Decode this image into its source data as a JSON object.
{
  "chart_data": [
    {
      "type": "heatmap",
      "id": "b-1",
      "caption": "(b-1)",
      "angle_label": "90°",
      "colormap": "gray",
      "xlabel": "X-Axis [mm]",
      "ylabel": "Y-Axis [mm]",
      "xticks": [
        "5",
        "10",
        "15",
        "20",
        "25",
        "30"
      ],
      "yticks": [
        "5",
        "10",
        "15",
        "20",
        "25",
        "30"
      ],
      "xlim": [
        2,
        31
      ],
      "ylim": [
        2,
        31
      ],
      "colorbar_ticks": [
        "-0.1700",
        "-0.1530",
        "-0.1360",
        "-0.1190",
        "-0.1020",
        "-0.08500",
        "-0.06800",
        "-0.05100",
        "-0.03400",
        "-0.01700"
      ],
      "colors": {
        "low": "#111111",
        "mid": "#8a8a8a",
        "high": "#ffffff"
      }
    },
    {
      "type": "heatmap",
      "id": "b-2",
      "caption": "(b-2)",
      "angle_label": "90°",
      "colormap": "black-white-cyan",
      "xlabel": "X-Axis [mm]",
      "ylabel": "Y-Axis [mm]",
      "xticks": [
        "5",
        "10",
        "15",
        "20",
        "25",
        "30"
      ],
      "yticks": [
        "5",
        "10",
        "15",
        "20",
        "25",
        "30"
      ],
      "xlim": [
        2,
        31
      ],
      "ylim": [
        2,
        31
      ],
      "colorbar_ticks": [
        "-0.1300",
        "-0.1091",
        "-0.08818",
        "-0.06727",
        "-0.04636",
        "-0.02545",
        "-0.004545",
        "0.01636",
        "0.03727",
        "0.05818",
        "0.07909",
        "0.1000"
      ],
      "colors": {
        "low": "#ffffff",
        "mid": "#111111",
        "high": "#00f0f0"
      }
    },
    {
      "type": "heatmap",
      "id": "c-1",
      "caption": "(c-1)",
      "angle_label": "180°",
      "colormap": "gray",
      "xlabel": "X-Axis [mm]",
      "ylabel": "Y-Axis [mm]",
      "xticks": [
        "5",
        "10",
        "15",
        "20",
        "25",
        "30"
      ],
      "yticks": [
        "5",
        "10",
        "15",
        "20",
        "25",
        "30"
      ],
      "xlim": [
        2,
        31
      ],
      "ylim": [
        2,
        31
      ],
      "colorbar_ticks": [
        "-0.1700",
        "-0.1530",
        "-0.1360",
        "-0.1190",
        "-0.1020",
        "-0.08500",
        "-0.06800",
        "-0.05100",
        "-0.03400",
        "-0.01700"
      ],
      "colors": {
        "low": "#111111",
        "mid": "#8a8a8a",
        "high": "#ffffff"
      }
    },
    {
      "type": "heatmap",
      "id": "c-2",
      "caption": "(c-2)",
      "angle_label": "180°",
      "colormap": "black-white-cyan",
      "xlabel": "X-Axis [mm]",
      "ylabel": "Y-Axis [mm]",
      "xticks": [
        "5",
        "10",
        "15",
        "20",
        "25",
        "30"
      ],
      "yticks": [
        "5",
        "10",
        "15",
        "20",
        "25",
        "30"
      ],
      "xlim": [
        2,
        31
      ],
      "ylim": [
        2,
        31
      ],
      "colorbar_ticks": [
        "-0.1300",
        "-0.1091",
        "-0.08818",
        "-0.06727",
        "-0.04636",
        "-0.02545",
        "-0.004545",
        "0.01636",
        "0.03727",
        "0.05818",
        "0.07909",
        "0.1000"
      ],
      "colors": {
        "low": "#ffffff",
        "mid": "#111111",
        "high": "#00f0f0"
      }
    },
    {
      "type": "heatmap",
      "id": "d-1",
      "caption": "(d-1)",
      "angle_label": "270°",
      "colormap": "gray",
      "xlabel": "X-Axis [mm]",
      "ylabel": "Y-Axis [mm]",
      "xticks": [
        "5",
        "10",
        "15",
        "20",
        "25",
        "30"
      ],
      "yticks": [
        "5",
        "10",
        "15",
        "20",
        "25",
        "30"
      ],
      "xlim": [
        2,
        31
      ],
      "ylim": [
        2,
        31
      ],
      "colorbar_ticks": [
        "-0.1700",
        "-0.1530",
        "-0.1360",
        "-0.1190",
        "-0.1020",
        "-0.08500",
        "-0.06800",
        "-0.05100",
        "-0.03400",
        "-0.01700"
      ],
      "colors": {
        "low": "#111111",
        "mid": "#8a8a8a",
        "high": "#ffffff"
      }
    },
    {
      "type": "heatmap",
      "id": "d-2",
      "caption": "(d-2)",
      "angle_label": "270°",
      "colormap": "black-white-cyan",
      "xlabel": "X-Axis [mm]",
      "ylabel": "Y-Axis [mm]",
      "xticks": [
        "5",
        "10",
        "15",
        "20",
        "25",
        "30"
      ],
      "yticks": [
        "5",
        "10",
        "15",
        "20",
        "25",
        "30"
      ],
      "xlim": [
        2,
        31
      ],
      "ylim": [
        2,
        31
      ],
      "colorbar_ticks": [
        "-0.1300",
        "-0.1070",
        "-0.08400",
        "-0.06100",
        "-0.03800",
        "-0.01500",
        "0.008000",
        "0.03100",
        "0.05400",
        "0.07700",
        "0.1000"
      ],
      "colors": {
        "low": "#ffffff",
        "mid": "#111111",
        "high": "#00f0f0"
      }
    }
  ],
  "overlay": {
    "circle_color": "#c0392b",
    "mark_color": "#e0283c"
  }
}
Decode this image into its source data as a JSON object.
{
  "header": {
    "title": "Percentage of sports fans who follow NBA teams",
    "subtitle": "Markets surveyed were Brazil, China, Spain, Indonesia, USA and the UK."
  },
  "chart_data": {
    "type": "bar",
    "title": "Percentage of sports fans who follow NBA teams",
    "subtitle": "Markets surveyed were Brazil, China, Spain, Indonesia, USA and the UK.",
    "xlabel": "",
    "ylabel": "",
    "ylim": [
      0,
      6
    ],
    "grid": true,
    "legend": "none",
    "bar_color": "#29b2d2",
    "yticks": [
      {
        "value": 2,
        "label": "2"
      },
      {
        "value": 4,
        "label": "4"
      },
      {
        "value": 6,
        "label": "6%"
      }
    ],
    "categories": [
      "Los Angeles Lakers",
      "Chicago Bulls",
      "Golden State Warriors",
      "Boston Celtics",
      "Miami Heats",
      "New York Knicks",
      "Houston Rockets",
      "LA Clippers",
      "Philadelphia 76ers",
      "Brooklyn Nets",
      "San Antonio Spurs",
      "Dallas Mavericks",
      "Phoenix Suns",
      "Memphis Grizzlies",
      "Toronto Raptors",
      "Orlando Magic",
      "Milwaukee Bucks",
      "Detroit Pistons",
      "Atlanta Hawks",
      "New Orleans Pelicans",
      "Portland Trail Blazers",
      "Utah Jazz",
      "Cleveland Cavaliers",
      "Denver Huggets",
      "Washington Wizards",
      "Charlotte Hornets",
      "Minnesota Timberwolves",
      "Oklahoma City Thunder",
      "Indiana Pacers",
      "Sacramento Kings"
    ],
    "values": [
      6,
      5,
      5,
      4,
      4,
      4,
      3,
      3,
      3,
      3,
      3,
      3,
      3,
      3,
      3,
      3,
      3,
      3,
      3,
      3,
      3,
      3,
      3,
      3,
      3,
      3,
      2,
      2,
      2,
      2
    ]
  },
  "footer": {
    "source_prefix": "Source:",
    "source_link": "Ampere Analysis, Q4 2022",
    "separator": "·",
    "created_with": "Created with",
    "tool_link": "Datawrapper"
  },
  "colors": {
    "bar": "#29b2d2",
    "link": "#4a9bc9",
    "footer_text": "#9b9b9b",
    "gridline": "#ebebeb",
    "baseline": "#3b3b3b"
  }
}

**Exercise requirements**
Word for word, write out the data.

**Result for this exercise**
Decode this image into its source data as a JSON object.
{
  "chart_data": [
    {
      "type": "heatmap",
      "id": "b-1",
      "caption": "(b-1)",
      "angle_label": "90°",
      "colormap": "gray",
      "xlabel": "X-Axis [mm]",
      "ylabel": "Y-Axis [mm]",
      "xticks": [
        "5",
        "10",
        "15",
        "20",
        "25",
        "30"
      ],
      "yticks": [
        "5",
        "10",
        "15",
        "20",
        "25",
        "30"
      ],
      "xlim": [
        2,
        31
      ],
      "ylim": [
        2,
        31
      ],
      "colorbar_ticks": [
        "-0.1700",
        "-0.1530",
        "-0.1360",
        "-0.1190",
        "-0.1020",
        "-0.08500",
        "-0.06800",
        "-0.05100",
        "-0.03400",
        "-0.01700"
      ],
      "colors": {
        "low": "#111111",
        "mid": "#8a8a8a",
        "high": "#ffffff"
      }
    },
    {
      "type": "heatmap",
      "id": "b-2",
      "caption": "(b-2)",
      "angle_label": "90°",
      "colormap": "black-white-cyan",
      "xlabel": "X-Axis [mm]",
      "ylabel": "Y-Axis [mm]",
      "xticks": [
        "5",
        "10",
        "15",
        "20",
        "25",
        "30"
      ],
      "yticks": [
        "5",
        "10",
        "15",
        "20",
        "25",
        "30"
      ],
      "xlim": [
        2,
        31
      ],
      "ylim": [
        2,
        31
      ],
      "colorbar_ticks": [
        "-0.1300",
        "-0.1091",
        "-0.08818",
        "-0.06727",
        "-0.04636",
        "-0.02545",
        "-0.004545",
        "0.01636",
        "0.03727",
        "0.05818",
        "0.07909",
        "0.1000"
      ],
      "colors": {
        "low": "#ffffff",
        "mid": "#111111",
        "high": "#00f0f0"
      }
    },
    {
      "type": "heatmap",
      "id": "c-1",
      "caption": "(c-1)",
      "angle_label": "180°",
      "colormap": "gray",
      "xlabel": "X-Axis [mm]",
      "ylabel": "Y-Axis [mm]",
      "xticks": [
        "5",
        "10",
        "15",
        "20",
        "25",
        "30"
      ],
      "yticks": [
        "5",
        "10",
        "15",
        "20",
        "25",
        "30"
      ],
      "xlim": [
        2,
        31
      ],
      "ylim": [
        2,
        31
      ],
      "colorbar_ticks": [
        "-0.1700",
        "-0.1530",
        "-0.1360",
        "-0.1190",
        "-0.1020",
        "-0.08500",
        "-0.06800",
        "-0.05100",
        "-0.03400",
        "-0.01700"
      ],
      "colors": {
        "low": "#111111",
        "mid": "#8a8a8a",
        "high": "#ffffff"
      }
    },
    {
      "type": "heatmap",
      "id": "c-2",
      "caption": "(c-2)",
      "angle_label": "180°",
      "colormap": "black-white-cyan",
      "xlabel": "X-Axis [mm]",
      "ylabel": "Y-Axis [mm]",
      "xticks": [
        "5",
        "10",
        "15",
        "20",
        "25",
        "30"
      ],
      "yticks": [
        "5",
        "10",
        "15",
        "20",
        "25",
        "30"
      ],
      "xlim": [
        2,
        31
      ],
      "ylim": [
        2,
        31
      ],
      "colorbar_ticks": [
        "-0.1300",
        "-0.1091",
        "-0.08818",
        "-0.06727",
        "-0.04636",
        "-0.02545",
        "-0.004545",
        "0.01636",
        "0.03727",
        "0.05818",
        "0.07909",
        "0.1000"
      ],
      "colors": {
        "low": "#ffffff",
        "mid": "#111111",
        "high": "#00f0f0"
      }
    },
    {
      "type": "heatmap",
      "id": "d-1",
      "caption": "(d-1)",
      "angle_label": "270°",
      "colormap": "gray",
      "xlabel": "X-Axis [mm]",
      "ylabel": "Y-Axis [mm]",
      "xticks": [
        "5",
        "10",
        "15",
        "20",
        "25",
        "30"
      ],
      "yticks": [
        "5",
        "10",
        "15",
        "20",
        "25",
        "30"
      ],
      "xlim": [
        2,
        31
      ],
      "ylim": [
        2,
        31
      ],
      "colorbar_ticks": [
        "-0.1700",
        "-0.1530",
        "-0.1360",
        "-0.1190",
        "-0.1020",
        "-0.08500",
        "-0.06800",
        "-0.05100",
        "-0.03400",
        "-0.01700"
      ],
      "colors": {
        "low": "#111111",
        "mid": "#8a8a8a",
        "high": "#ffffff"
      }
    },
    {
      "type": "heatmap",
      "id": "d-2",
      "caption": "(d-2)",
      "angle_label": "270°",
      "colormap": "black-white-cyan",
      "xlabel": "X-Axis [mm]",
      "ylabel": "Y-Axis [mm]",
      "xticks": [
        "5",
        "10",
        "15",
        "20",
        "25",
        "30"
      ],
      "yticks": [
        "5",
        "10",
        "15",
        "20",
        "25",
        "30"
      ],
      "xlim": [
        2,
        31
      ],
      "ylim": [
        2,
        31
      ],
      "colorbar_ticks": [
        "-0.1300",
        "-0.1070",
        "-0.08400",
        "-0.06100",
        "-0.03800",
        "-0.01500",
        "0.008000",
        "0.03100",
        "0.05400",
        "0.07700",
        "0.1000"
      ],
      "colors": {
        "low": "#ffffff",
        "mid": "#111111",
        "high": "#00f0f0"
      }
    }
  ],
  "overlay": {
    "circle_color": "#c0392b",
    "mark_color": "#e0283c"
  }
}
Decode this image into its source data as a JSON object.
{
  "header": {
    "title": "Percentage of sports fans who follow NBA teams",
    "subtitle": "Markets surveyed were Brazil, China, Spain, Indonesia, USA and the UK."
  },
  "chart_data": {
    "type": "bar",
    "title": "Percentage of sports fans who follow NBA teams",
    "subtitle": "Markets surveyed were Brazil, China, Spain, Indonesia, USA and the UK.",
    "xlabel": "",
    "ylabel": "",
    "ylim": [
      0,
      6
    ],
    "grid": true,
    "legend": "none",
    "bar_color": "#29b2d2",
    "yticks": [
      {
        "value": 2,
        "label": "2"
      },
      {
        "value": 4,
        "label": "4"
      },
      {
        "value": 6,
        "label": "6%"
      }
    ],
    "categories": [
      "Los Angeles Lakers",
      "Chicago Bulls",
      "Golden State Warriors",
      "Boston Celtics",
      "Miami Heats",
      "New York Knicks",
      "Houston Rockets",
      "LA Clippers",
      "Philadelphia 76ers",
      "Brooklyn Nets",
      "San Antonio Spurs",
      "Dallas Mavericks",
      "Phoenix Suns",
      "Memphis Grizzlies",
      "Toronto Raptors",
      "Orlando Magic",
      "Milwaukee Bucks",
      "Detroit Pistons",
      "Atlanta Hawks",
      "New Orleans Pelicans",
      "Portland Trail Blazers",
      "Utah Jazz",
      "Cleveland Cavaliers",
      "Denver Huggets",
      "Washington Wizards",
      "Charlotte Hornets",
      "Minnesota Timberwolves",
      "Oklahoma City Thunder",
      "Indiana Pacers",
      "Sacramento Kings"
    ],
    "values": [
      6,
      5,
      5,
      4,
      4,
      4,
      3,
      3,
      3,
      3,
      3,
      3,
      3,
      3,
      3,
      3,
      3,
      3,
      3,
      3,
      3,
      3,
      3,
      3,
      3,
      3,
      2,
      2,
      2,
      2
    ]
  },
  "footer": {
    "source_prefix": "Source:",
    "source_link": "Ampere Analysis, Q4 2022",
    "separator": "·",
    "created_with": "Created with",
    "tool_link": "Datawrapper"
  },
  "colors": {
    "bar": "#29b2d2",
    "link": "#4a9bc9",
    "footer_text": "#9b9b9b",
    "gridline": "#ebebeb",
    "baseline": "#3b3b3b"
  }
}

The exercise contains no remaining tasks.